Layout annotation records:
## Start

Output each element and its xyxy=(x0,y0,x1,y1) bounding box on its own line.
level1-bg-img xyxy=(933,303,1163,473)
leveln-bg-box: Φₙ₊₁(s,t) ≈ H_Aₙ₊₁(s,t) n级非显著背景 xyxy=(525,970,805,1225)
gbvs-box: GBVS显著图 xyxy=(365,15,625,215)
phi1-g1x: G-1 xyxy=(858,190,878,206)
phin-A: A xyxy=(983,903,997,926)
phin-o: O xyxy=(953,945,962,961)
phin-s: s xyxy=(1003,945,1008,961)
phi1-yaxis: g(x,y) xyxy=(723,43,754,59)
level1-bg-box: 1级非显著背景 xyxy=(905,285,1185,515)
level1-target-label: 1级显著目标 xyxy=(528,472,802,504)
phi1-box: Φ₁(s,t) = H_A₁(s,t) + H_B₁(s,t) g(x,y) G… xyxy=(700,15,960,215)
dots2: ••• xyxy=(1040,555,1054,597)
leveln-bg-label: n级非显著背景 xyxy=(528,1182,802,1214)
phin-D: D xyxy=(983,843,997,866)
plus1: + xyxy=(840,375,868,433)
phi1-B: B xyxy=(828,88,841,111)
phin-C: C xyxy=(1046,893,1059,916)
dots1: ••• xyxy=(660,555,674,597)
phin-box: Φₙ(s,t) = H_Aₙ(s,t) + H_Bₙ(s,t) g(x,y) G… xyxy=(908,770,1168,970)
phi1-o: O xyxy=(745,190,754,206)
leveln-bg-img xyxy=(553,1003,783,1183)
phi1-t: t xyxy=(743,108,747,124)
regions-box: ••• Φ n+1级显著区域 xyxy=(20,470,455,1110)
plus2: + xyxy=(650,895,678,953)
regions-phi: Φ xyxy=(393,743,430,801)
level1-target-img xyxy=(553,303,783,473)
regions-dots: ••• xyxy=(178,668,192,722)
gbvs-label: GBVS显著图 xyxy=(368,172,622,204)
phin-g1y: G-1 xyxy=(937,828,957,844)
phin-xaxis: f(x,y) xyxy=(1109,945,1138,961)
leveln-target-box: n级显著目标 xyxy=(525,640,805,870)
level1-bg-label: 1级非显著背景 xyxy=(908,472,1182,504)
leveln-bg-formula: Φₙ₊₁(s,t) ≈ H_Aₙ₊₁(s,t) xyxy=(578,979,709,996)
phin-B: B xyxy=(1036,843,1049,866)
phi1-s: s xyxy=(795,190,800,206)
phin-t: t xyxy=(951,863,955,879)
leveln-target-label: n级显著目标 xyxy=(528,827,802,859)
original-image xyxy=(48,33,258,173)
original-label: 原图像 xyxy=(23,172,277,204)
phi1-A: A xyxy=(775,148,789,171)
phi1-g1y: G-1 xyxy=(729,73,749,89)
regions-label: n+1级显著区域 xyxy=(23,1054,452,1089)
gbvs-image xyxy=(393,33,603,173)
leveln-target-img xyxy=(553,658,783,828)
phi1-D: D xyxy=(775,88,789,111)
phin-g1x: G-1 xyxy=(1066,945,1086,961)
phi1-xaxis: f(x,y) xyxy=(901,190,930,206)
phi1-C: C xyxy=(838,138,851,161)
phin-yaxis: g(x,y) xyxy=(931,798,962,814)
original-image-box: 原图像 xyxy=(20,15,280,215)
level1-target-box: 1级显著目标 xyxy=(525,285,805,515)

## End

_DESCRIPTION OF THE TASK_: Retype every line of the records above with no changes.

_IN RESPONSE_:
Output each element and its xyxy=(x0,y0,x1,y1) bounding box on its own line.
level1-bg-img xyxy=(933,303,1163,473)
leveln-bg-box: Φₙ₊₁(s,t) ≈ H_Aₙ₊₁(s,t) n级非显著背景 xyxy=(525,970,805,1225)
gbvs-box: GBVS显著图 xyxy=(365,15,625,215)
phi1-g1x: G-1 xyxy=(858,190,878,206)
phin-A: A xyxy=(983,903,997,926)
phin-o: O xyxy=(953,945,962,961)
phin-s: s xyxy=(1003,945,1008,961)
phi1-yaxis: g(x,y) xyxy=(723,43,754,59)
level1-bg-box: 1级非显著背景 xyxy=(905,285,1185,515)
level1-target-label: 1级显著目标 xyxy=(528,472,802,504)
phi1-box: Φ₁(s,t) = H_A₁(s,t) + H_B₁(s,t) g(x,y) G… xyxy=(700,15,960,215)
dots2: ••• xyxy=(1040,555,1054,597)
leveln-bg-label: n级非显著背景 xyxy=(528,1182,802,1214)
phin-D: D xyxy=(983,843,997,866)
plus1: + xyxy=(840,375,868,433)
phi1-B: B xyxy=(828,88,841,111)
phin-C: C xyxy=(1046,893,1059,916)
dots1: ••• xyxy=(660,555,674,597)
phin-box: Φₙ(s,t) = H_Aₙ(s,t) + H_Bₙ(s,t) g(x,y) G… xyxy=(908,770,1168,970)
phi1-o: O xyxy=(745,190,754,206)
leveln-bg-img xyxy=(553,1003,783,1183)
phi1-t: t xyxy=(743,108,747,124)
regions-box: ••• Φ n+1级显著区域 xyxy=(20,470,455,1110)
plus2: + xyxy=(650,895,678,953)
regions-phi: Φ xyxy=(393,743,430,801)
level1-target-img xyxy=(553,303,783,473)
regions-dots: ••• xyxy=(178,668,192,722)
gbvs-label: GBVS显著图 xyxy=(368,172,622,204)
phin-g1y: G-1 xyxy=(937,828,957,844)
phin-xaxis: f(x,y) xyxy=(1109,945,1138,961)
leveln-target-box: n级显著目标 xyxy=(525,640,805,870)
level1-bg-label: 1级非显著背景 xyxy=(908,472,1182,504)
leveln-bg-formula: Φₙ₊₁(s,t) ≈ H_Aₙ₊₁(s,t) xyxy=(578,979,709,996)
phin-B: B xyxy=(1036,843,1049,866)
phi1-s: s xyxy=(795,190,800,206)
phin-t: t xyxy=(951,863,955,879)
leveln-target-label: n级显著目标 xyxy=(528,827,802,859)
original-image xyxy=(48,33,258,173)
original-label: 原图像 xyxy=(23,172,277,204)
phi1-A: A xyxy=(775,148,789,171)
phi1-g1y: G-1 xyxy=(729,73,749,89)
regions-label: n+1级显著区域 xyxy=(23,1054,452,1089)
gbvs-image xyxy=(393,33,603,173)
leveln-target-img xyxy=(553,658,783,828)
phi1-D: D xyxy=(775,88,789,111)
phin-g1x: G-1 xyxy=(1066,945,1086,961)
phi1-xaxis: f(x,y) xyxy=(901,190,930,206)
phi1-C: C xyxy=(838,138,851,161)
phin-yaxis: g(x,y) xyxy=(931,798,962,814)
original-image-box: 原图像 xyxy=(20,15,280,215)
level1-target-box: 1级显著目标 xyxy=(525,285,805,515)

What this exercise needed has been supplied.